▶ Given problem
Select each line where the word "努力营造稳定和谐的社会环境" appears.

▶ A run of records
[Start]

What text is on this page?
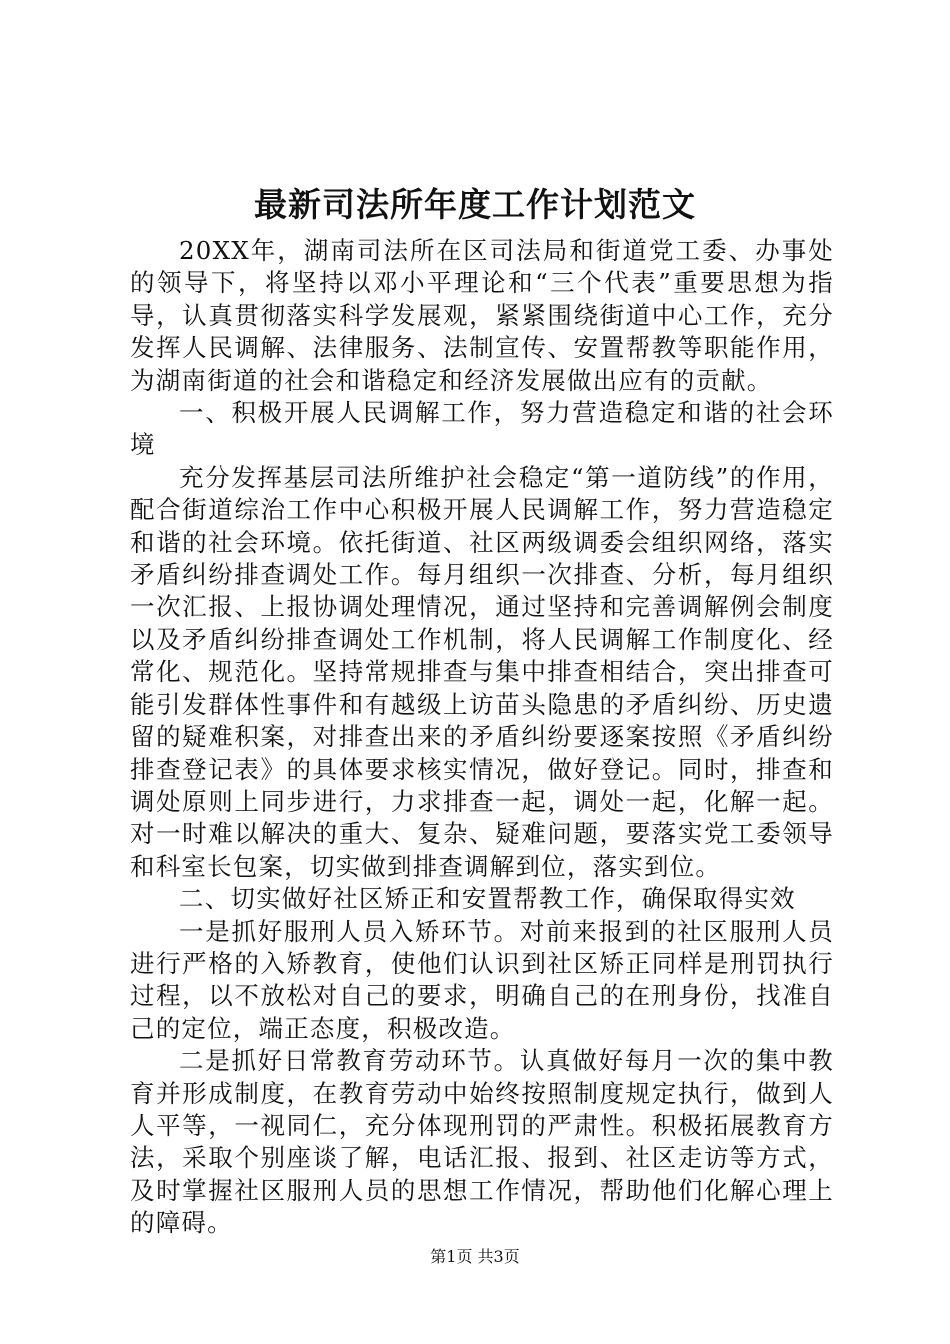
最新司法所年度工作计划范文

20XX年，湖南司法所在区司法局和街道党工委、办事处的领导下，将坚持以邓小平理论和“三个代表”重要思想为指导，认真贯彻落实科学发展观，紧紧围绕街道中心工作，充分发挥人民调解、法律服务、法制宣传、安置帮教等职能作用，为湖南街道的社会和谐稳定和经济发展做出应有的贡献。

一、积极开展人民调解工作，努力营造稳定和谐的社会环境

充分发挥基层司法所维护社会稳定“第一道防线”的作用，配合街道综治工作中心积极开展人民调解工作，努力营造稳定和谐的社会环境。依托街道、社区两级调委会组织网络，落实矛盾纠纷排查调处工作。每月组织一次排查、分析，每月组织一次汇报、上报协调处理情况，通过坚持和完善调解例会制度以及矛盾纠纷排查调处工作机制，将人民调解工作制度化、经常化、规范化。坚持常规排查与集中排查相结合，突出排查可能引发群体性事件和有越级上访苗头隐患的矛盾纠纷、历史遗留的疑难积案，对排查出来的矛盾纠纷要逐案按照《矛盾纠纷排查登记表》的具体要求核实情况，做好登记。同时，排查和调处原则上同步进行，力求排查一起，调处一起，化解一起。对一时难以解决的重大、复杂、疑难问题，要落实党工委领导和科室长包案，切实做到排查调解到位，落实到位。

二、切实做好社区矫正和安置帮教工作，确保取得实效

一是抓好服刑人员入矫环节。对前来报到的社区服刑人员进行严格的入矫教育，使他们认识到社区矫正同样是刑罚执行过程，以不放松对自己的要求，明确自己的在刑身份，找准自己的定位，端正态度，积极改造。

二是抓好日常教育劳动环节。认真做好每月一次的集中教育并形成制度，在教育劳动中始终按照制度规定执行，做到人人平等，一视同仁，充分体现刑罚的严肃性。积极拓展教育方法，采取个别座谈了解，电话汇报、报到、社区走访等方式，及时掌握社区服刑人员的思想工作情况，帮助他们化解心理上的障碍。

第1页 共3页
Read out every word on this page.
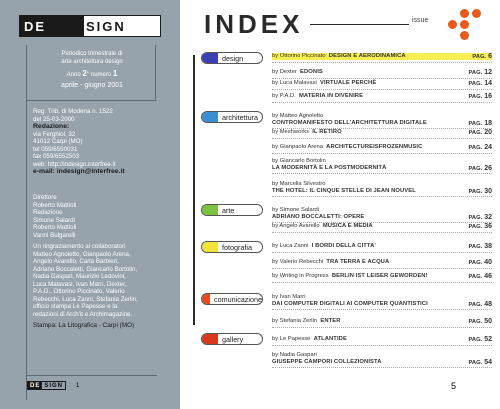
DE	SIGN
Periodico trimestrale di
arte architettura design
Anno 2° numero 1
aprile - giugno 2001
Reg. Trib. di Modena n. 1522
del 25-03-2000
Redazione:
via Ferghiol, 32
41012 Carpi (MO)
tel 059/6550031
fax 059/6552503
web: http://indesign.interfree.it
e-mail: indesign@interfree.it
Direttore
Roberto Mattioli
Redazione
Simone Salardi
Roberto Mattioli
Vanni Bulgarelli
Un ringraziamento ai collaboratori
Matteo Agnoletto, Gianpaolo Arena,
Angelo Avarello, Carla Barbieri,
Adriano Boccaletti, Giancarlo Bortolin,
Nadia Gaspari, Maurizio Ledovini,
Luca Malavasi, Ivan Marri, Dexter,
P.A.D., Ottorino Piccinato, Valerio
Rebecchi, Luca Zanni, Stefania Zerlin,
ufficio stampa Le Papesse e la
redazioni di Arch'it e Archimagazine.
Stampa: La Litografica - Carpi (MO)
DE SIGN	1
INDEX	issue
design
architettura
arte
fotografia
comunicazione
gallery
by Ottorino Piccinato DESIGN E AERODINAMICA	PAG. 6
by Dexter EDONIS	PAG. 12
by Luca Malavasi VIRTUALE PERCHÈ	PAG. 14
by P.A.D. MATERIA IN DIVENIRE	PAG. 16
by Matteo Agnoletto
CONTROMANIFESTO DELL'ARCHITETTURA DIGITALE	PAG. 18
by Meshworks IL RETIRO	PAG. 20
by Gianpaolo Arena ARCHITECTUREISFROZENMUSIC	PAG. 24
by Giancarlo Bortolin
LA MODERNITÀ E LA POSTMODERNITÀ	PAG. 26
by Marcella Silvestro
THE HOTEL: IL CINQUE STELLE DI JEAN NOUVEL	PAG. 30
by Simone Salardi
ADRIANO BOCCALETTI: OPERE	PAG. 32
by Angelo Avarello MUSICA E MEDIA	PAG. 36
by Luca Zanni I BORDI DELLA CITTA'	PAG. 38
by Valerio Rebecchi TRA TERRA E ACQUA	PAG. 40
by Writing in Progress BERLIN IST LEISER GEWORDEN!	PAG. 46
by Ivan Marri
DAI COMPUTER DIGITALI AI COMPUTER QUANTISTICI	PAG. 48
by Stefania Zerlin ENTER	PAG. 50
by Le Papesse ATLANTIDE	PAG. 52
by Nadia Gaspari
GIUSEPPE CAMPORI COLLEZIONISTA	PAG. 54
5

[End]

▶ The solution
一、积极开展人民调解工作，努力营造稳定和谐的社会环境
充分发挥基层司法所维护社会稳定“第一道防线”的作用，配合街道综治工作中心积极开展人民调解工作，努力营造稳定和谐的社会环境。依托街道、社区两级调委会组织网络，落实矛盾纠纷排查调处工作。每月组织一次排查、分析，每月组织一次汇报、上报协调处理情况，通过坚持和完善调解例会制度以及矛盾纠纷排查调处工作机制，将人民调解工作制度化、经常化、规范化。坚持常规排查与集中排查相结合，突出排查可能引发群体性事件和有越级上访苗头隐患的矛盾纠纷、历史遗留的疑难积案，对排查出来的矛盾纠纷要逐案按照《矛盾纠纷排查登记表》的具体要求核实情况，做好登记。同时，排查和调处原则上同步进行，力求排查一起，调处一起，化解一起。对一时难以解决的重大、复杂、疑难问题，要落实党工委领导和科室长包案，切实做到排查调解到位，落实到位。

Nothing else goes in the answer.